Entries |
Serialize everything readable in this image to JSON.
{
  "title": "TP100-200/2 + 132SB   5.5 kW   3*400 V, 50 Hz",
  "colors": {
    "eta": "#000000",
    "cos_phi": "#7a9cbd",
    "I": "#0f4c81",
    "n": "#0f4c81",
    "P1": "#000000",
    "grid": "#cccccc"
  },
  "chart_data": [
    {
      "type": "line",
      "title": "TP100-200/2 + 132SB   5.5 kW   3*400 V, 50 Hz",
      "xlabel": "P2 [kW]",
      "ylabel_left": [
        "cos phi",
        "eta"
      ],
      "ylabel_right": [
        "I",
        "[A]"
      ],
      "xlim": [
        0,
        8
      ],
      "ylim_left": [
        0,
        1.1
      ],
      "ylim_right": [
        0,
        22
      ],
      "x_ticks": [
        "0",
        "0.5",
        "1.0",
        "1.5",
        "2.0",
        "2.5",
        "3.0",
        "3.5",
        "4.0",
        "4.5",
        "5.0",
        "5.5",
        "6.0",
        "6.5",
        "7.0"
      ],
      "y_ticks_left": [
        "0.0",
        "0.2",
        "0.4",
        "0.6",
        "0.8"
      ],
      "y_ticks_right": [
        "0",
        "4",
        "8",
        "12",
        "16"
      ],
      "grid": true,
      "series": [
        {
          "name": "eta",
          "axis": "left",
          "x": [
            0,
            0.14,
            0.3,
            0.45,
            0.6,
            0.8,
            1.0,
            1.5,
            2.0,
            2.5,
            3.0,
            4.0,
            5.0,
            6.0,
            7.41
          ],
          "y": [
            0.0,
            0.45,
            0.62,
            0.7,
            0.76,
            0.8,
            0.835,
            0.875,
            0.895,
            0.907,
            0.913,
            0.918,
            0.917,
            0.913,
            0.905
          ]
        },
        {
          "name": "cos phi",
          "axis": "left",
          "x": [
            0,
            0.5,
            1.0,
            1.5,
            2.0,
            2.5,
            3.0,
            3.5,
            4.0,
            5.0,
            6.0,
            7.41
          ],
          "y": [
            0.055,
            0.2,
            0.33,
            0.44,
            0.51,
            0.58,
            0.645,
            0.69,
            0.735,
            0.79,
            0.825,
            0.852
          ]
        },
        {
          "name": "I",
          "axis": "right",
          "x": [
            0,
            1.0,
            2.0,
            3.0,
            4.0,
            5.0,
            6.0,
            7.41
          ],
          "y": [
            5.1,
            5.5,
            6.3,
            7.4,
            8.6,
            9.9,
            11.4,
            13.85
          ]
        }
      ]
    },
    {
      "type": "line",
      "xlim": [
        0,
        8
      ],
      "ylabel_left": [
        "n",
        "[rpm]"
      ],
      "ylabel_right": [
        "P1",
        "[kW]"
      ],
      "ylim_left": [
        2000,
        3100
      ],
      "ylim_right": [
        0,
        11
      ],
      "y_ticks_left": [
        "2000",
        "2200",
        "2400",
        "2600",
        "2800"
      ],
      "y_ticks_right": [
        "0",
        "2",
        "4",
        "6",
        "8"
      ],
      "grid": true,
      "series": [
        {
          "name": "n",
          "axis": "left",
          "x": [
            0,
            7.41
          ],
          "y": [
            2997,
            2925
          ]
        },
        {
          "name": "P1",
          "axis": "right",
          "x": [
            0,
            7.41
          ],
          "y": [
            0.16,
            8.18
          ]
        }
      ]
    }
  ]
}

What the task asks | Copy out all of the lines above exactly.

Answer to the task |
Serialize everything readable in this image to JSON.
{
  "title": "TP100-200/2 + 132SB   5.5 kW   3*400 V, 50 Hz",
  "colors": {
    "eta": "#000000",
    "cos_phi": "#7a9cbd",
    "I": "#0f4c81",
    "n": "#0f4c81",
    "P1": "#000000",
    "grid": "#cccccc"
  },
  "chart_data": [
    {
      "type": "line",
      "title": "TP100-200/2 + 132SB   5.5 kW   3*400 V, 50 Hz",
      "xlabel": "P2 [kW]",
      "ylabel_left": [
        "cos phi",
        "eta"
      ],
      "ylabel_right": [
        "I",
        "[A]"
      ],
      "xlim": [
        0,
        8
      ],
      "ylim_left": [
        0,
        1.1
      ],
      "ylim_right": [
        0,
        22
      ],
      "x_ticks": [
        "0",
        "0.5",
        "1.0",
        "1.5",
        "2.0",
        "2.5",
        "3.0",
        "3.5",
        "4.0",
        "4.5",
        "5.0",
        "5.5",
        "6.0",
        "6.5",
        "7.0"
      ],
      "y_ticks_left": [
        "0.0",
        "0.2",
        "0.4",
        "0.6",
        "0.8"
      ],
      "y_ticks_right": [
        "0",
        "4",
        "8",
        "12",
        "16"
      ],
      "grid": true,
      "series": [
        {
          "name": "eta",
          "axis": "left",
          "x": [
            0,
            0.14,
            0.3,
            0.45,
            0.6,
            0.8,
            1.0,
            1.5,
            2.0,
            2.5,
            3.0,
            4.0,
            5.0,
            6.0,
            7.41
          ],
          "y": [
            0.0,
            0.45,
            0.62,
            0.7,
            0.76,
            0.8,
            0.835,
            0.875,
            0.895,
            0.907,
            0.913,
            0.918,
            0.917,
            0.913,
            0.905
          ]
        },
        {
          "name": "cos phi",
          "axis": "left",
          "x": [
            0,
            0.5,
            1.0,
            1.5,
            2.0,
            2.5,
            3.0,
            3.5,
            4.0,
            5.0,
            6.0,
            7.41
          ],
          "y": [
            0.055,
            0.2,
            0.33,
            0.44,
            0.51,
            0.58,
            0.645,
            0.69,
            0.735,
            0.79,
            0.825,
            0.852
          ]
        },
        {
          "name": "I",
          "axis": "right",
          "x": [
            0,
            1.0,
            2.0,
            3.0,
            4.0,
            5.0,
            6.0,
            7.41
          ],
          "y": [
            5.1,
            5.5,
            6.3,
            7.4,
            8.6,
            9.9,
            11.4,
            13.85
          ]
        }
      ]
    },
    {
      "type": "line",
      "xlim": [
        0,
        8
      ],
      "ylabel_left": [
        "n",
        "[rpm]"
      ],
      "ylabel_right": [
        "P1",
        "[kW]"
      ],
      "ylim_left": [
        2000,
        3100
      ],
      "ylim_right": [
        0,
        11
      ],
      "y_ticks_left": [
        "2000",
        "2200",
        "2400",
        "2600",
        "2800"
      ],
      "y_ticks_right": [
        "0",
        "2",
        "4",
        "6",
        "8"
      ],
      "grid": true,
      "series": [
        {
          "name": "n",
          "axis": "left",
          "x": [
            0,
            7.41
          ],
          "y": [
            2997,
            2925
          ]
        },
        {
          "name": "P1",
          "axis": "right",
          "x": [
            0,
            7.41
          ],
          "y": [
            0.16,
            8.18
          ]
        }
      ]
    }
  ]
}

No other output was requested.